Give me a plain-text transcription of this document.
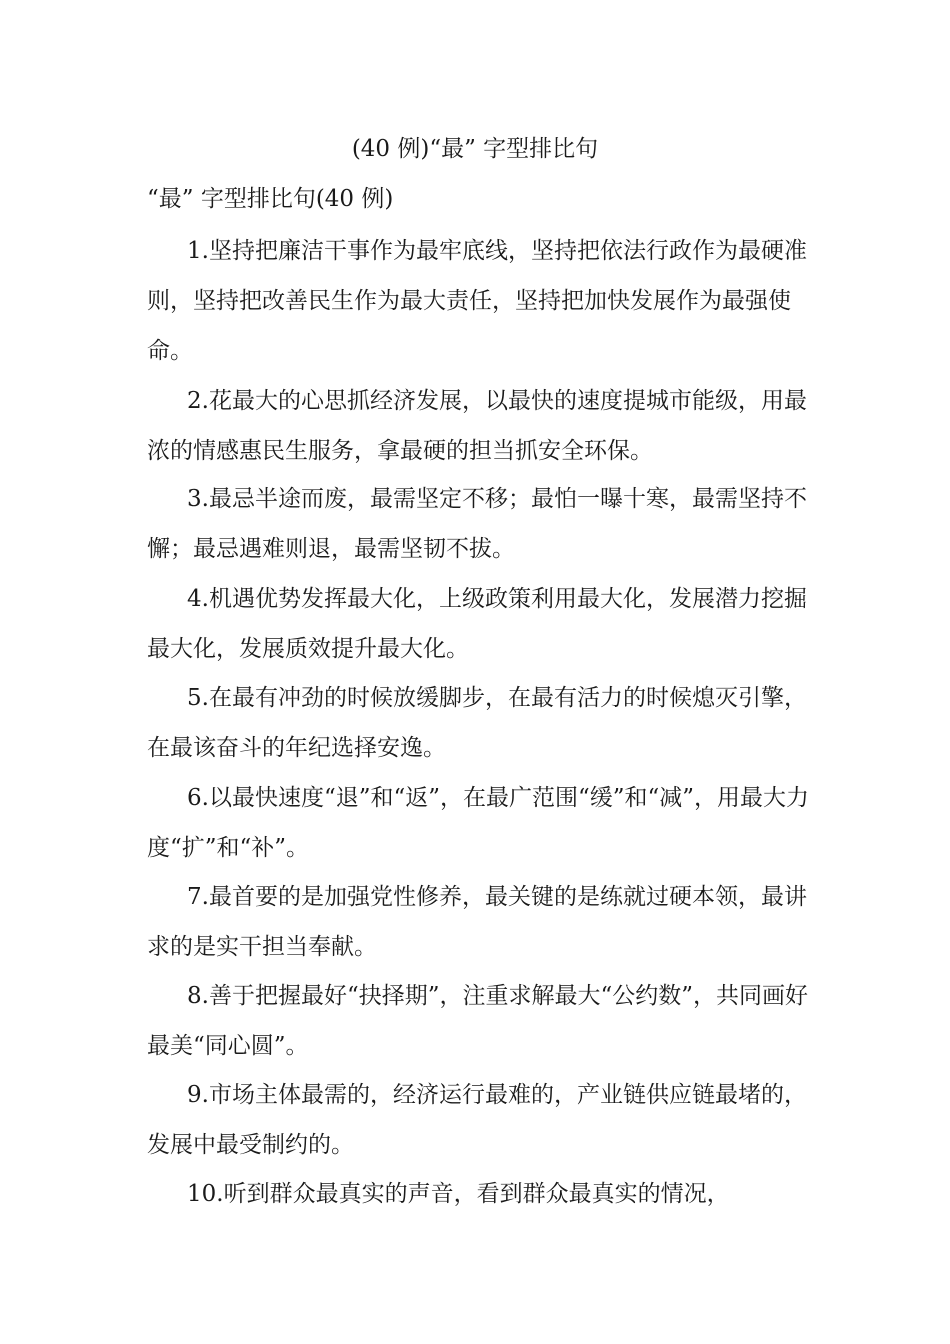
(40 例)“最” 字型排比句
“最” 字型排比句(40 例)

1.坚持把廉洁干事作为最牢底线，坚持把依法行政作为最硬准则，坚持把改善民生作为最大责任，坚持把加快发展作为最强使命。

2.花最大的心思抓经济发展，以最快的速度提城市能级，用最浓的情感惠民生服务，拿最硬的担当抓安全环保。

3.最忌半途而废，最需坚定不移；最怕一曝十寒，最需坚持不懈；最忌遇难则退，最需坚韧不拔。

4.机遇优势发挥最大化，上级政策利用最大化，发展潜力挖掘最大化，发展质效提升最大化。

5.在最有冲劲的时候放缓脚步，在最有活力的时候熄灭引擎，在最该奋斗的年纪选择安逸。

6.以最快速度“退”和“返”，在最广范围“缓”和“减”，用最大力度“扩”和“补”。

7.最首要的是加强党性修养，最关键的是练就过硬本领，最讲求的是实干担当奉献。

8.善于把握最好“抉择期”，注重求解最大“公约数”，共同画好最美“同心圆”。

9.市场主体最需的，经济运行最难的，产业链供应链最堵的，发展中最受制约的。

10.听到群众最真实的声音，看到群众最真实的情况，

....

Task objective »
Could you reproduce every record above exactly, leaving out the pictures?

Full answer »
Give me a plain-text transcription of this document.
(40 例)“最” 字型排比句
“最” 字型排比句(40 例)

1.坚持把廉洁干事作为最牢底线，坚持把依法行政作为最硬准则，坚持把改善民生作为最大责任，坚持把加快发展作为最强使命。

2.花最大的心思抓经济发展，以最快的速度提城市能级，用最浓的情感惠民生服务，拿最硬的担当抓安全环保。

3.最忌半途而废，最需坚定不移；最怕一曝十寒，最需坚持不懈；最忌遇难则退，最需坚韧不拔。

4.机遇优势发挥最大化，上级政策利用最大化，发展潜力挖掘最大化，发展质效提升最大化。

5.在最有冲劲的时候放缓脚步，在最有活力的时候熄灭引擎，在最该奋斗的年纪选择安逸。

6.以最快速度“退”和“返”，在最广范围“缓”和“减”，用最大力度“扩”和“补”。

7.最首要的是加强党性修养，最关键的是练就过硬本领，最讲求的是实干担当奉献。

8.善于把握最好“抉择期”，注重求解最大“公约数”，共同画好最美“同心圆”。

9.市场主体最需的，经济运行最难的，产业链供应链最堵的，发展中最受制约的。

10.听到群众最真实的声音，看到群众最真实的情况，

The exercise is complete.